Wherever the word "привлекаемые" appears in a line, copy that line.

+++

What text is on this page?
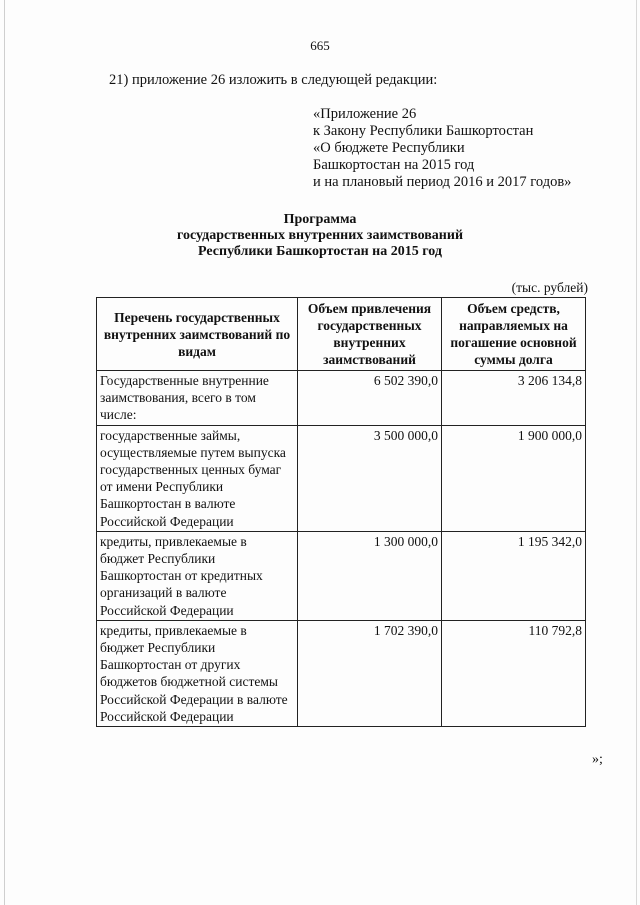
665
21) приложение 26 изложить в следующей редакции:
«Приложение 26
к Закону Республики Башкортостан
«О бюджете Республики
Башкортостан на 2015 год
и на плановый период 2016 и 2017 годов»
Программа
государственных внутренних заимствований
Республики Башкортостан на 2015 год
(тыс. рублей)
Перечень государственных внутренних заимствований по видам	Объем привлечения государственных внутренних заимствований	Объем средств, направляемых на погашение основной суммы долга
Государственные внутренние заимствования, всего в том числе:	6 502 390,0	3 206 134,8
государственные займы, осуществляемые путем выпуска государственных ценных бумаг от имени Республики Башкортостан в валюте Российской Федерации	3 500 000,0	1 900 000,0
кредиты, привлекаемые в бюджет Республики Башкортостан от кредитных организаций в валюте Российской Федерации	1 300 000,0	1 195 342,0
кредиты, привлекаемые в бюджет Республики Башкортостан от других бюджетов бюджетной системы Российской Федерации в валюте Российской Федерации	1 702 390,0	110 792,8
»;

+++

Answer for this exercise:
кредиты, привлекаемые в бюджет Республики Башкортостан от кредитных организаций в валюте Российской Федерации	1 300 000,0	1 195 342,0
кредиты, привлекаемые в бюджет Республики Башкортостан от других бюджетов бюджетной системы Российской Федерации в валюте Российской Федерации	1 702 390,0	110 792,8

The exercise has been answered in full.